* **GIVEN TASK**: Show each line of the data below that has the string "Daftar" in it.

[Entries with figure data]
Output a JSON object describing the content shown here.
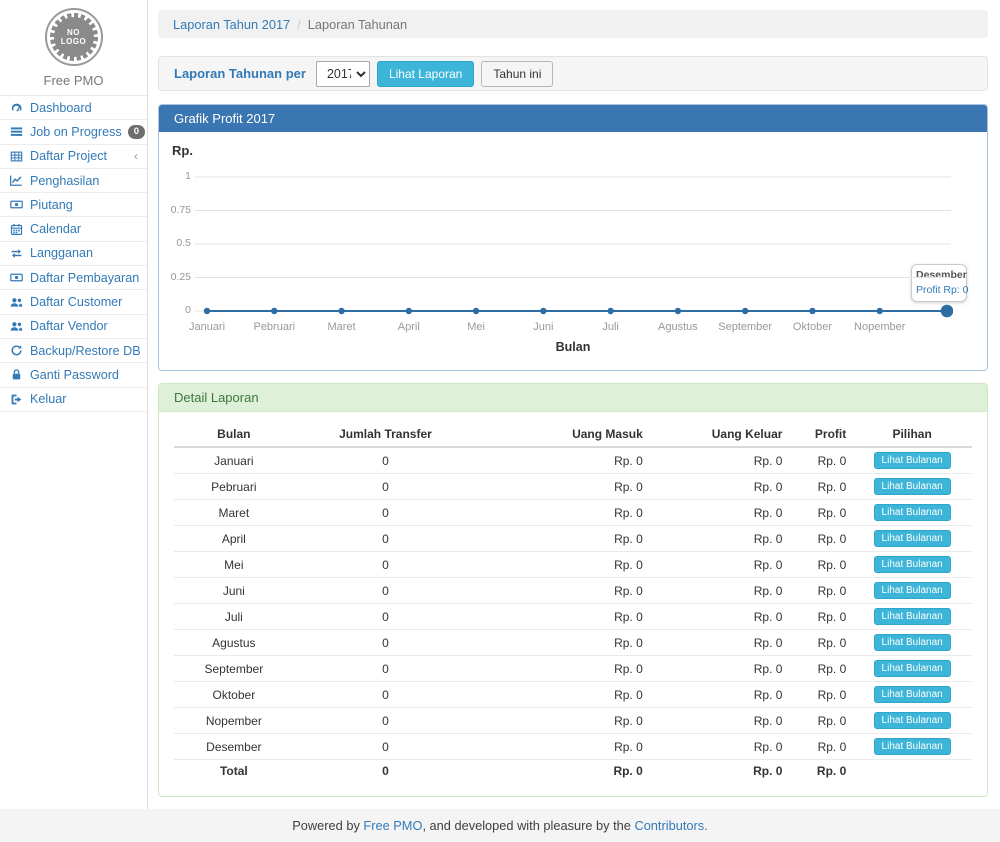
{
  "sidebar": {
    "logo_line1": "NO",
    "logo_line2": "LOGO",
    "brand": "Free PMO",
    "items": [
      {
        "icon": "tachometer-icon",
        "label": "Dashboard"
      },
      {
        "icon": "tasks-icon",
        "label": "Job on Progress",
        "badge": "0"
      },
      {
        "icon": "table-icon",
        "label": "Daftar Project",
        "chevron": "‹"
      },
      {
        "icon": "line-chart-icon",
        "label": "Penghasilan"
      },
      {
        "icon": "money-icon",
        "label": "Piutang"
      },
      {
        "icon": "calendar-icon",
        "label": "Calendar"
      },
      {
        "icon": "retweet-icon",
        "label": "Langganan"
      },
      {
        "icon": "money-icon",
        "label": "Daftar Pembayaran"
      },
      {
        "icon": "users-icon",
        "label": "Daftar Customer"
      },
      {
        "icon": "users-icon",
        "label": "Daftar Vendor"
      },
      {
        "icon": "refresh-icon",
        "label": "Backup/Restore DB"
      },
      {
        "icon": "lock-icon",
        "label": "Ganti Password"
      },
      {
        "icon": "sign-out-icon",
        "label": "Keluar"
      }
    ]
  },
  "breadcrumb": {
    "link": "Laporan Tahun 2017",
    "separator": "/",
    "current": "Laporan Tahunan"
  },
  "toolbar": {
    "label": "Laporan Tahunan per",
    "year_value": "2017",
    "view_button": "Lihat Laporan",
    "this_year_button": "Tahun ini"
  },
  "chart_panel": {
    "title": "Grafik Profit 2017"
  },
  "chart_data": {
    "type": "line",
    "title": "Grafik Profit 2017",
    "xlabel": "Bulan",
    "ylabel": "Rp.",
    "categories": [
      "Januari",
      "Pebruari",
      "Maret",
      "April",
      "Mei",
      "Juni",
      "Juli",
      "Agustus",
      "September",
      "Oktober",
      "Nopember",
      "Desember"
    ],
    "values": [
      0,
      0,
      0,
      0,
      0,
      0,
      0,
      0,
      0,
      0,
      0,
      0
    ],
    "yticks": [
      0,
      0.25,
      0.5,
      0.75,
      1
    ],
    "ylim": [
      0,
      1
    ],
    "grid": true,
    "legend": "none",
    "show_last_category_label": false,
    "highlight_index": 11,
    "tooltip": {
      "title": "Desember",
      "text": "Profit Rp: 0"
    }
  },
  "report": {
    "title": "Detail Laporan",
    "headers": [
      "Bulan",
      "Jumlah Transfer",
      "Uang Masuk",
      "Uang Keluar",
      "Profit",
      "Pilihan"
    ],
    "action_label": "Lihat Bulanan",
    "rows": [
      {
        "bulan": "Januari",
        "jumlah_transfer": "0",
        "uang_masuk": "Rp. 0",
        "uang_keluar": "Rp. 0",
        "profit": "Rp. 0"
      },
      {
        "bulan": "Pebruari",
        "jumlah_transfer": "0",
        "uang_masuk": "Rp. 0",
        "uang_keluar": "Rp. 0",
        "profit": "Rp. 0"
      },
      {
        "bulan": "Maret",
        "jumlah_transfer": "0",
        "uang_masuk": "Rp. 0",
        "uang_keluar": "Rp. 0",
        "profit": "Rp. 0"
      },
      {
        "bulan": "April",
        "jumlah_transfer": "0",
        "uang_masuk": "Rp. 0",
        "uang_keluar": "Rp. 0",
        "profit": "Rp. 0"
      },
      {
        "bulan": "Mei",
        "jumlah_transfer": "0",
        "uang_masuk": "Rp. 0",
        "uang_keluar": "Rp. 0",
        "profit": "Rp. 0"
      },
      {
        "bulan": "Juni",
        "jumlah_transfer": "0",
        "uang_masuk": "Rp. 0",
        "uang_keluar": "Rp. 0",
        "profit": "Rp. 0"
      },
      {
        "bulan": "Juli",
        "jumlah_transfer": "0",
        "uang_masuk": "Rp. 0",
        "uang_keluar": "Rp. 0",
        "profit": "Rp. 0"
      },
      {
        "bulan": "Agustus",
        "jumlah_transfer": "0",
        "uang_masuk": "Rp. 0",
        "uang_keluar": "Rp. 0",
        "profit": "Rp. 0"
      },
      {
        "bulan": "September",
        "jumlah_transfer": "0",
        "uang_masuk": "Rp. 0",
        "uang_keluar": "Rp. 0",
        "profit": "Rp. 0"
      },
      {
        "bulan": "Oktober",
        "jumlah_transfer": "0",
        "uang_masuk": "Rp. 0",
        "uang_keluar": "Rp. 0",
        "profit": "Rp. 0"
      },
      {
        "bulan": "Nopember",
        "jumlah_transfer": "0",
        "uang_masuk": "Rp. 0",
        "uang_keluar": "Rp. 0",
        "profit": "Rp. 0"
      },
      {
        "bulan": "Desember",
        "jumlah_transfer": "0",
        "uang_masuk": "Rp. 0",
        "uang_keluar": "Rp. 0",
        "profit": "Rp. 0"
      }
    ],
    "total": {
      "bulan": "Total",
      "jumlah_transfer": "0",
      "uang_masuk": "Rp. 0",
      "uang_keluar": "Rp. 0",
      "profit": "Rp. 0"
    }
  },
  "footer": {
    "prefix": "Powered by ",
    "link1": "Free PMO",
    "middle": ", and developed with pleasure by the ",
    "link2": "Contributors."
  },
  "colors": {
    "accent": "#337ab7",
    "panel_primary_header": "#3a76b1",
    "info_button": "#3db5d8",
    "success_header_bg": "#dff0d8",
    "success_header_text": "#3c763d",
    "line_color": "#2e6da4",
    "grid_line": "#e3e3e3"
  }
}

* **IN RESPONSE**:
        "label": "Daftar Project",
        "label": "Daftar Pembayaran"
        "label": "Daftar Customer"
        "label": "Daftar Vendor"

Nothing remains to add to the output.